### PROBLEM:
List every line below containing "Whiter".

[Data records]
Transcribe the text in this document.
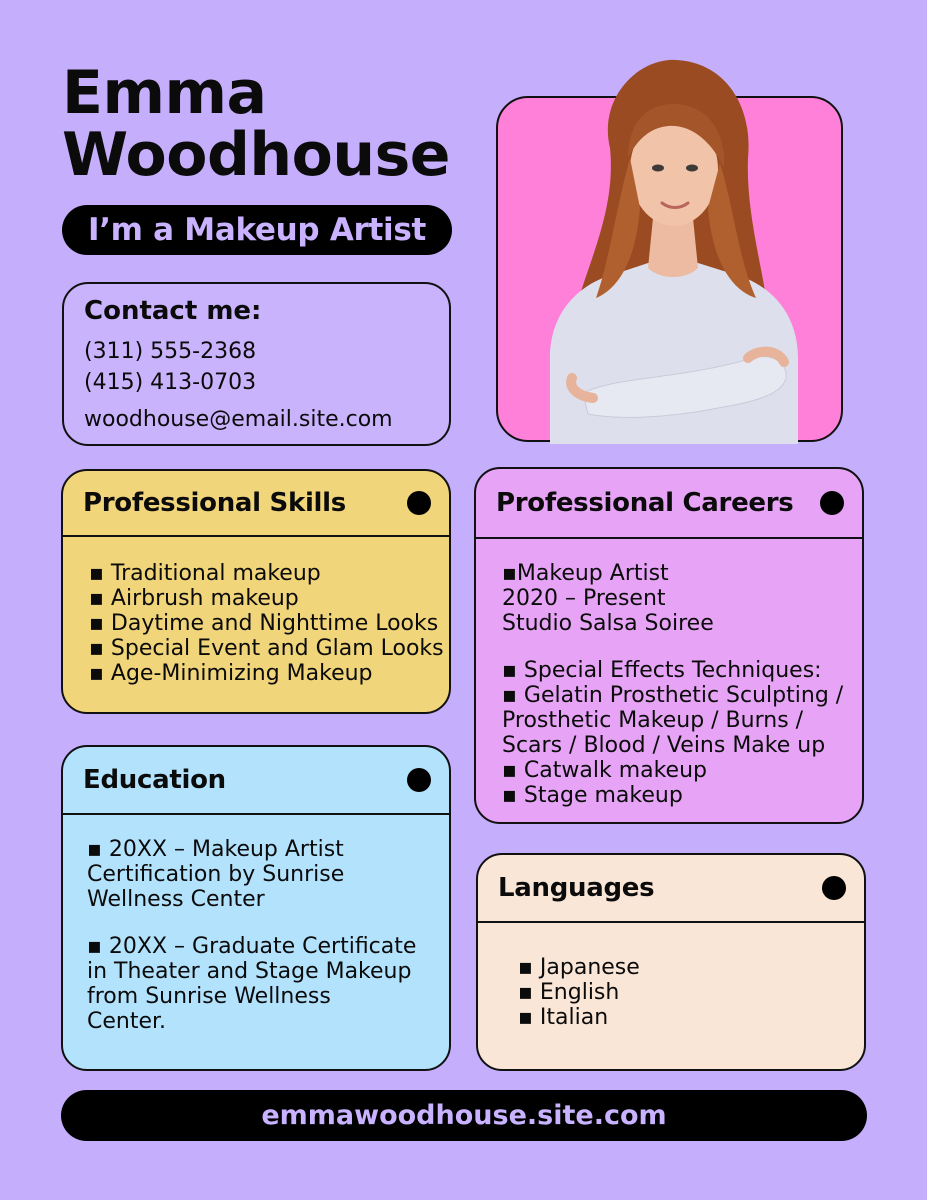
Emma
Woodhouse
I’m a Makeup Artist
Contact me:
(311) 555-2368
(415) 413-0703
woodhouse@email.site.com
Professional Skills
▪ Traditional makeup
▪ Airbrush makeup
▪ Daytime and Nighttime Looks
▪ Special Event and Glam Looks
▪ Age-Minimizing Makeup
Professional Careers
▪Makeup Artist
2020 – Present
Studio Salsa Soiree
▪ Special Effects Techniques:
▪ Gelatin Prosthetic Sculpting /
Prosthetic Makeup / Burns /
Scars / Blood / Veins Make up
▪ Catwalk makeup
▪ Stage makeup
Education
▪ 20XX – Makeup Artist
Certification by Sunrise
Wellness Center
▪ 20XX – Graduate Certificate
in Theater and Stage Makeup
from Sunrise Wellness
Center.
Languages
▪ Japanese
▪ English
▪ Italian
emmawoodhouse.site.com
...
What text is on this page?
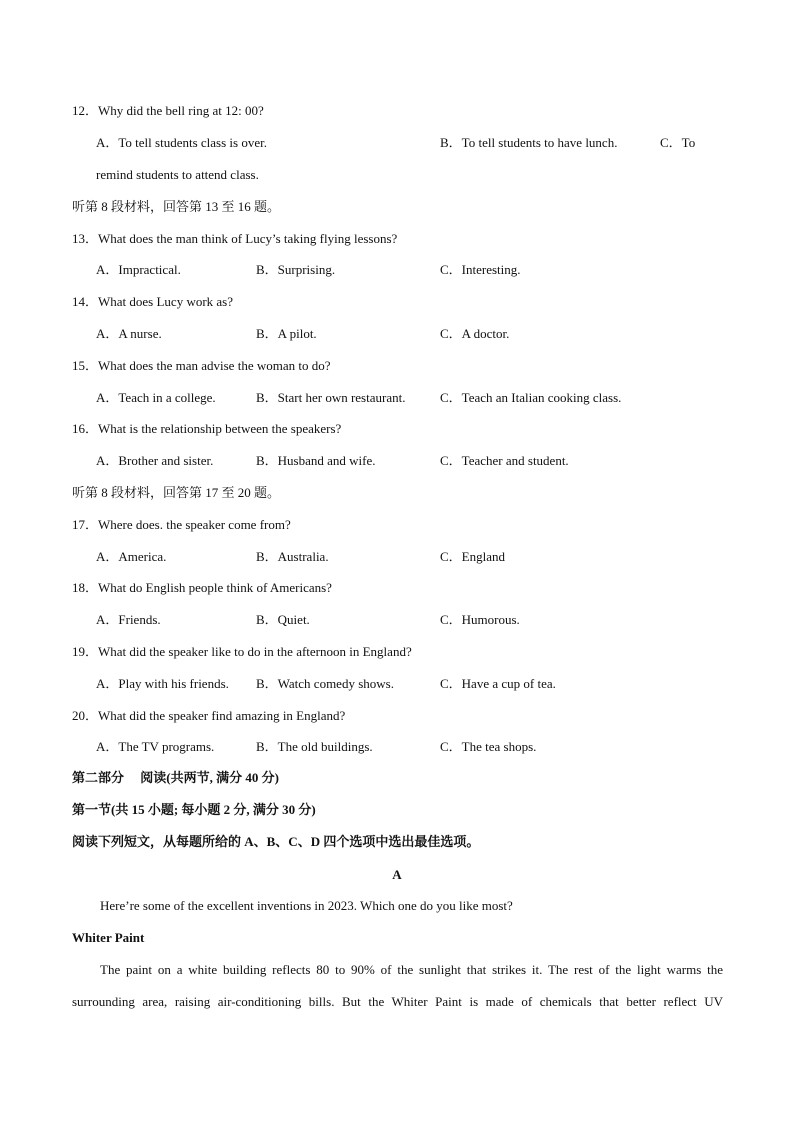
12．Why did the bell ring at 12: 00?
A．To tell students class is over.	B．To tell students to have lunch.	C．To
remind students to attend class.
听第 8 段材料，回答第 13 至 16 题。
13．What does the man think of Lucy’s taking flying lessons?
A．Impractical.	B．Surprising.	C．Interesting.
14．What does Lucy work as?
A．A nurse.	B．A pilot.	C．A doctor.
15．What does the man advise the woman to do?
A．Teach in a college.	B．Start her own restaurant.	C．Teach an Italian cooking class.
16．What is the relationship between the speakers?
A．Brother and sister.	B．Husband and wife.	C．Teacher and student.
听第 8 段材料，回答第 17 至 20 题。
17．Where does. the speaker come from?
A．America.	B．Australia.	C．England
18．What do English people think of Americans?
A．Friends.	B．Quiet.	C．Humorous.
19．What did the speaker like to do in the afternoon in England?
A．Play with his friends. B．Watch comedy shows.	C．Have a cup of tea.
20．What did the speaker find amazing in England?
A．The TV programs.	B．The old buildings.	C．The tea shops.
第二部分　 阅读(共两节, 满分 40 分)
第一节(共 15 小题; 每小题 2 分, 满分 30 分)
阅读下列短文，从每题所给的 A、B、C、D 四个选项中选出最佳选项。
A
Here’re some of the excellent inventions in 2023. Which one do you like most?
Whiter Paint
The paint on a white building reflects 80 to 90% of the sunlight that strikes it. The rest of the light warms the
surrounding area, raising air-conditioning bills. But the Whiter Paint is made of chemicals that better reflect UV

### SOLUTION FOR THIS PROBLEM:
Whiter Paint
surrounding area, raising air-conditioning bills. But the Whiter Paint is made of chemicals that better reflect UV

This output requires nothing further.